Recorded information.
>> START

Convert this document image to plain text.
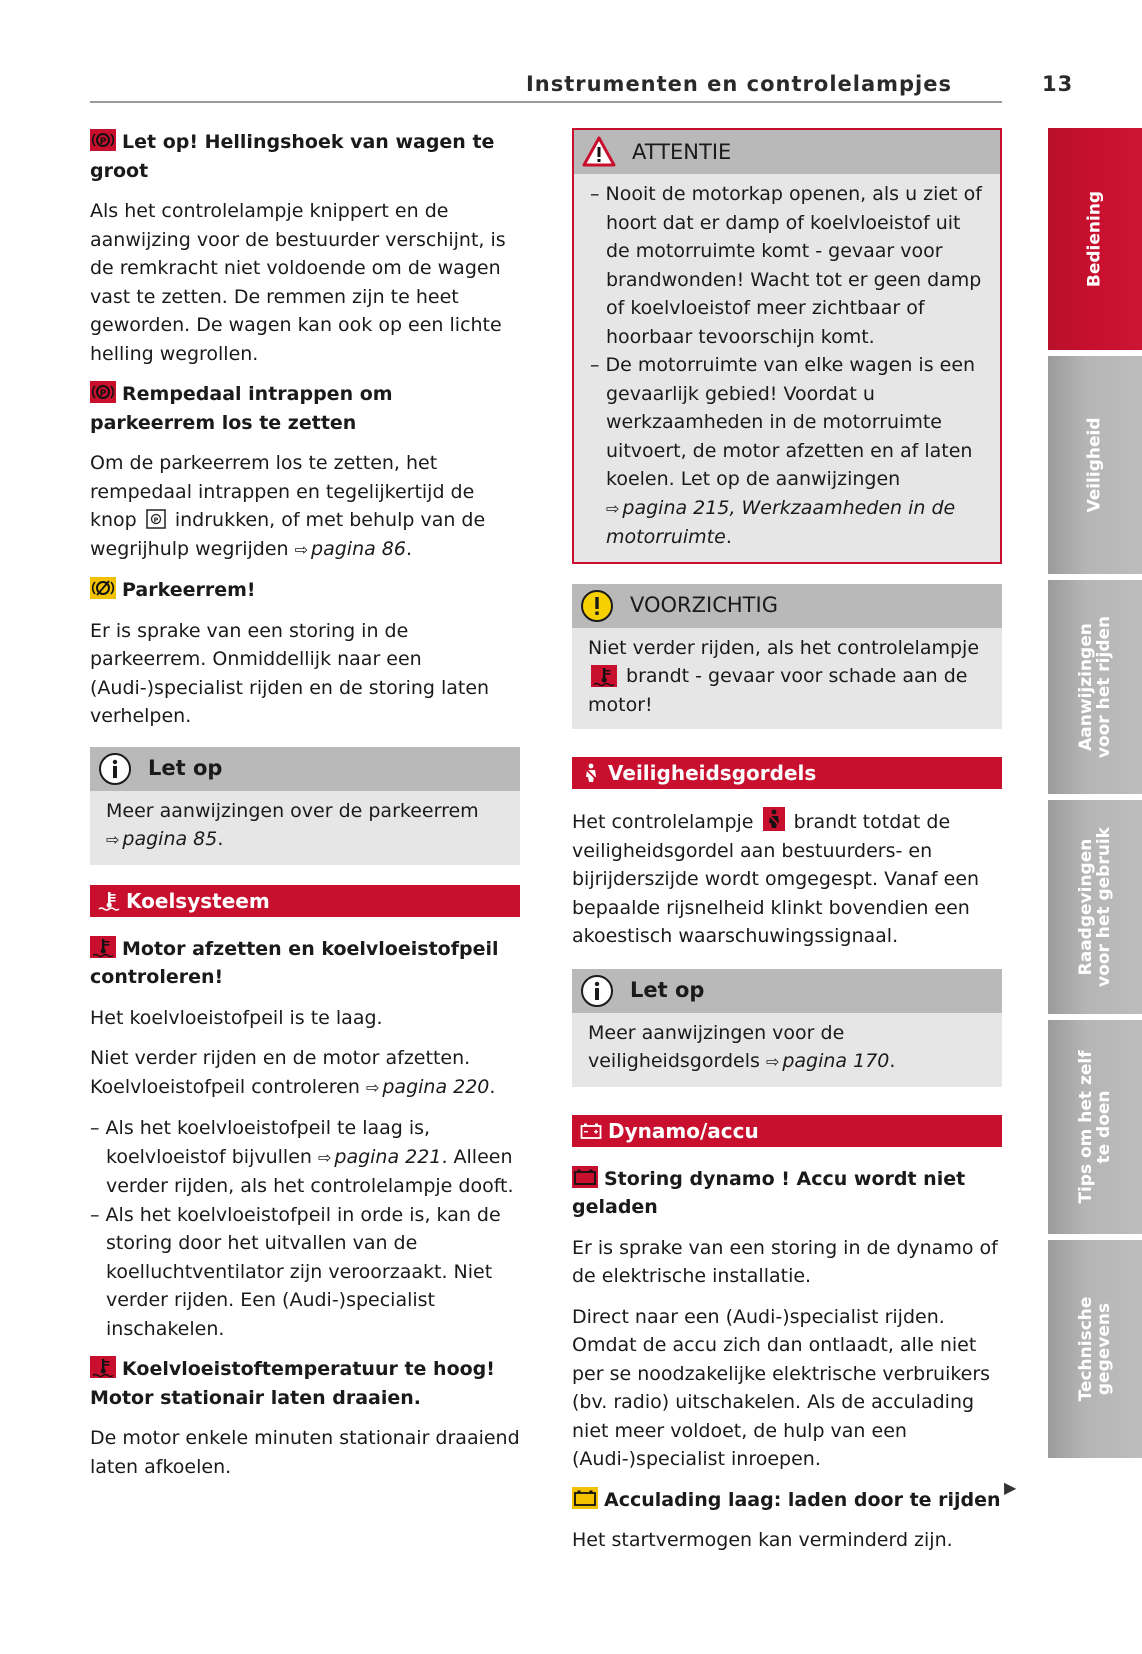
Instrumenten en controlelampjes	13
P Let op! Hellingshoek van wagen te groot

Als het controlelampje knippert en de aanwijzing voor de bestuurder verschijnt, is de remkracht niet voldoende om de wagen vast te zetten. De remmen zijn te heet geworden. De wagen kan ook op een lichte helling wegrollen.

P Rempedaal intrappen om parkeerrem los te zetten

Om de parkeerrem los te zetten, het rempedaal intrappen en tegelijkertijd de knop	P indrukken, of met behulp van de wegrijhulp wegrijden ⇨ pagina 86.

Parkeerrem!

Er is sprake van een storing in de parkeerrem. Onmiddellijk naar een (Audi-)specialist rijden en de storing laten verhelpen.

Let op
Meer aanwijzingen over de parkeerrem
⇨ pagina 85.
Koelsysteem
Motor afzetten en koelvloeistofpeil controleren!

Het koelvloeistofpeil is te laag.

Niet verder rijden en de motor afzetten. Koelvloeistofpeil controleren ⇨ pagina 220.

– Als het koelvloeistofpeil te laag is, koelvloeistof bijvullen ⇨ pagina 221. Alleen verder rijden, als het controlelampje dooft.
– Als het koelvloeistofpeil in orde is, kan de storing door het uitvallen van de koelluchtventilator zijn veroorzaakt. Niet verder rijden. Een (Audi-)specialist inschakelen.
Koelvloeistoftemperatuur te hoog! Motor stationair laten draaien.

De motor enkele minuten stationair draaiend laten afkoelen.

ATTENTIE
– Nooit de motorkap openen, als u ziet of hoort dat er damp of koelvloeistof uit de motorruimte komt - gevaar voor brandwonden! Wacht tot er geen damp of koelvloeistof meer zichtbaar of hoorbaar tevoorschijn komt.
– De motorruimte van elke wagen is een gevaarlijk gebied! Voordat u werkzaamheden in de motorruimte uitvoert, de motor afzetten en af laten koelen. Let op de aanwijzingen ⇨ pagina 215, Werkzaamheden in de motorruimte.
VOORZICHTIG
Niet verder rijden, als het controlelampje
brandt - gevaar voor schade aan de motor!
Veiligheidsgordels

Het controlelampje brandt totdat de veiligheidsgordel aan bestuurders- en bijrijderszijde wordt omgegespt. Vanaf een bepaalde rijsnelheid klinkt bovendien een akoestisch waarschuwingssignaal.

Let op
Meer aanwijzingen voor de veiligheidsgordels ⇨ pagina 170.
Dynamo/accu
Storing dynamo ! Accu wordt niet geladen

Er is sprake van een storing in de dynamo of de elektrische installatie.

Direct naar een (Audi-)specialist rijden. Omdat de accu zich dan ontlaadt, alle niet per se noodzakelijke elektrische verbruikers (bv. radio) uitschakelen. Als de acculading niet meer voldoet, de hulp van een (Audi-)specialist inroepen.

Acculading laag: laden door te rijden

Het startvermogen kan verminderd zijn.

▶
Bediening
Veiligheid
Aanwijzingen voor het rijden
Raadgevingen voor het gebruik
Tips om het zelf te doen
Technische gegevens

>> END

What to produce. Copy each line above containing the string "laten".

Exercise result.
Er is sprake van een storing in de parkeerrem. Onmiddellijk naar een (Audi-)specialist rijden en de storing laten verhelpen.
Koelvloeistoftemperatuur te hoog! Motor stationair laten draaien.
De motor enkele minuten stationair draaiend laten afkoelen.
– De motorruimte van elke wagen is een gevaarlijk gebied! Voordat u werkzaamheden in de motorruimte uitvoert, de motor afzetten en af laten koelen. Let op de aanwijzingen ⇨ pagina 215, Werkzaamheden in de motorruimte.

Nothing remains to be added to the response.